==== RECORD LIST ====
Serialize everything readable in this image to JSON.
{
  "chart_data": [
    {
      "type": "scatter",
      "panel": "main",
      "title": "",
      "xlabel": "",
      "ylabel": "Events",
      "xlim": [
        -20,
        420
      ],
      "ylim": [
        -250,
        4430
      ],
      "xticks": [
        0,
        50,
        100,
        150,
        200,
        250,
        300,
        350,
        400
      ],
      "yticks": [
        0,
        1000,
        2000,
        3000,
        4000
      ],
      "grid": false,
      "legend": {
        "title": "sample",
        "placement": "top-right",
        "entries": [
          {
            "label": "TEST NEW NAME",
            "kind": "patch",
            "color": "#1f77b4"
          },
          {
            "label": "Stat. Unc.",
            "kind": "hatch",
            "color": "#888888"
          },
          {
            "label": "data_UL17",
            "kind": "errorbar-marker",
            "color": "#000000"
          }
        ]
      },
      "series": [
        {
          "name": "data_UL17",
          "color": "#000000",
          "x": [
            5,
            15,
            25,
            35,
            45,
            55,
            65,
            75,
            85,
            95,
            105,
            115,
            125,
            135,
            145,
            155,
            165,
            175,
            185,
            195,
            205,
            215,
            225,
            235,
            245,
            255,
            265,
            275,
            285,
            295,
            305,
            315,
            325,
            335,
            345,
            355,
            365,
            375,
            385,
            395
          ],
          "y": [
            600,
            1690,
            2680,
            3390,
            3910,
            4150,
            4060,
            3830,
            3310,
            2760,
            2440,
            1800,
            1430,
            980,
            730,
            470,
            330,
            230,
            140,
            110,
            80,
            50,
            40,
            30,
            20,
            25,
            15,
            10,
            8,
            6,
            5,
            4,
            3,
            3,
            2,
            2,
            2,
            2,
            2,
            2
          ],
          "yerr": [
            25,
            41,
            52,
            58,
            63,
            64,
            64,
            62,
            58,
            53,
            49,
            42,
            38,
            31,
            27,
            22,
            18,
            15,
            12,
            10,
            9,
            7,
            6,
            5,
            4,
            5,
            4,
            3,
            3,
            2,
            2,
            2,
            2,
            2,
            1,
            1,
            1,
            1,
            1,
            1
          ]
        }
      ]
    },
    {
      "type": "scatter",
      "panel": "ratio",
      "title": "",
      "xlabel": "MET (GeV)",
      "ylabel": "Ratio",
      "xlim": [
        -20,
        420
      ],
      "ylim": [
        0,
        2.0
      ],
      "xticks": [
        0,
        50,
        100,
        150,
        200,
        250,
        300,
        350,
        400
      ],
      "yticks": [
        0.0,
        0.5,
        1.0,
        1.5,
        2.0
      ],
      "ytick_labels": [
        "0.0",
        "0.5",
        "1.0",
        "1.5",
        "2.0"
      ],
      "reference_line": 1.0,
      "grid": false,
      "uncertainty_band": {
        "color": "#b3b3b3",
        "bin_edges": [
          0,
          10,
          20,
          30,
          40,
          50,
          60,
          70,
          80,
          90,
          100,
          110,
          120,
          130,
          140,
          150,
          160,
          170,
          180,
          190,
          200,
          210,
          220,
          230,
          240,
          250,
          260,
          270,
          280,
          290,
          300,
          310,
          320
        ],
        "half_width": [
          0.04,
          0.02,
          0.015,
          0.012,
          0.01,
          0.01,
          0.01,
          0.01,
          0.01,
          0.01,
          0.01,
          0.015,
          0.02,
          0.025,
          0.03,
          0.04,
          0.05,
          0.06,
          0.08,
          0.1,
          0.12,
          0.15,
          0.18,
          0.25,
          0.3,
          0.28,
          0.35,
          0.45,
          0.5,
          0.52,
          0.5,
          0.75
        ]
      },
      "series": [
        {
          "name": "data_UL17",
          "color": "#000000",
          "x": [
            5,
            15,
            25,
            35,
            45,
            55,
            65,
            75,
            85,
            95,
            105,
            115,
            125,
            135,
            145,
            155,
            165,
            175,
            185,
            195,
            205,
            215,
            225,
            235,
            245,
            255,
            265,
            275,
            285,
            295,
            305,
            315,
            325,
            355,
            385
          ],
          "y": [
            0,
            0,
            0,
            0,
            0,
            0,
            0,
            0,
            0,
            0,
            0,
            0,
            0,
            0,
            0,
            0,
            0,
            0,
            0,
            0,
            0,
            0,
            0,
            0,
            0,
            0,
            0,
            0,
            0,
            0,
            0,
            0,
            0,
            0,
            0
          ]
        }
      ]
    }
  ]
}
====
> DIRECTIONS FOR THIS TASK: Every entry should be printed again exactly as it stands.

> SOLUTION TO THE PROBLEM:
Serialize everything readable in this image to JSON.
{
  "chart_data": [
    {
      "type": "scatter",
      "panel": "main",
      "title": "",
      "xlabel": "",
      "ylabel": "Events",
      "xlim": [
        -20,
        420
      ],
      "ylim": [
        -250,
        4430
      ],
      "xticks": [
        0,
        50,
        100,
        150,
        200,
        250,
        300,
        350,
        400
      ],
      "yticks": [
        0,
        1000,
        2000,
        3000,
        4000
      ],
      "grid": false,
      "legend": {
        "title": "sample",
        "placement": "top-right",
        "entries": [
          {
            "label": "TEST NEW NAME",
            "kind": "patch",
            "color": "#1f77b4"
          },
          {
            "label": "Stat. Unc.",
            "kind": "hatch",
            "color": "#888888"
          },
          {
            "label": "data_UL17",
            "kind": "errorbar-marker",
            "color": "#000000"
          }
        ]
      },
      "series": [
        {
          "name": "data_UL17",
          "color": "#000000",
          "x": [
            5,
            15,
            25,
            35,
            45,
            55,
            65,
            75,
            85,
            95,
            105,
            115,
            125,
            135,
            145,
            155,
            165,
            175,
            185,
            195,
            205,
            215,
            225,
            235,
            245,
            255,
            265,
            275,
            285,
            295,
            305,
            315,
            325,
            335,
            345,
            355,
            365,
            375,
            385,
            395
          ],
          "y": [
            600,
            1690,
            2680,
            3390,
            3910,
            4150,
            4060,
            3830,
            3310,
            2760,
            2440,
            1800,
            1430,
            980,
            730,
            470,
            330,
            230,
            140,
            110,
            80,
            50,
            40,
            30,
            20,
            25,
            15,
            10,
            8,
            6,
            5,
            4,
            3,
            3,
            2,
            2,
            2,
            2,
            2,
            2
          ],
          "yerr": [
            25,
            41,
            52,
            58,
            63,
            64,
            64,
            62,
            58,
            53,
            49,
            42,
            38,
            31,
            27,
            22,
            18,
            15,
            12,
            10,
            9,
            7,
            6,
            5,
            4,
            5,
            4,
            3,
            3,
            2,
            2,
            2,
            2,
            2,
            1,
            1,
            1,
            1,
            1,
            1
          ]
        }
      ]
    },
    {
      "type": "scatter",
      "panel": "ratio",
      "title": "",
      "xlabel": "MET (GeV)",
      "ylabel": "Ratio",
      "xlim": [
        -20,
        420
      ],
      "ylim": [
        0,
        2.0
      ],
      "xticks": [
        0,
        50,
        100,
        150,
        200,
        250,
        300,
        350,
        400
      ],
      "yticks": [
        0.0,
        0.5,
        1.0,
        1.5,
        2.0
      ],
      "ytick_labels": [
        "0.0",
        "0.5",
        "1.0",
        "1.5",
        "2.0"
      ],
      "reference_line": 1.0,
      "grid": false,
      "uncertainty_band": {
        "color": "#b3b3b3",
        "bin_edges": [
          0,
          10,
          20,
          30,
          40,
          50,
          60,
          70,
          80,
          90,
          100,
          110,
          120,
          130,
          140,
          150,
          160,
          170,
          180,
          190,
          200,
          210,
          220,
          230,
          240,
          250,
          260,
          270,
          280,
          290,
          300,
          310,
          320
        ],
        "half_width": [
          0.04,
          0.02,
          0.015,
          0.012,
          0.01,
          0.01,
          0.01,
          0.01,
          0.01,
          0.01,
          0.01,
          0.015,
          0.02,
          0.025,
          0.03,
          0.04,
          0.05,
          0.06,
          0.08,
          0.1,
          0.12,
          0.15,
          0.18,
          0.25,
          0.3,
          0.28,
          0.35,
          0.45,
          0.5,
          0.52,
          0.5,
          0.75
        ]
      },
      "series": [
        {
          "name": "data_UL17",
          "color": "#000000",
          "x": [
            5,
            15,
            25,
            35,
            45,
            55,
            65,
            75,
            85,
            95,
            105,
            115,
            125,
            135,
            145,
            155,
            165,
            175,
            185,
            195,
            205,
            215,
            225,
            235,
            245,
            255,
            265,
            275,
            285,
            295,
            305,
            315,
            325,
            355,
            385
          ],
          "y": [
            0,
            0,
            0,
            0,
            0,
            0,
            0,
            0,
            0,
            0,
            0,
            0,
            0,
            0,
            0,
            0,
            0,
            0,
            0,
            0,
            0,
            0,
            0,
            0,
            0,
            0,
            0,
            0,
            0,
            0,
            0,
            0,
            0,
            0,
            0
          ]
        }
      ]
    }
  ]
}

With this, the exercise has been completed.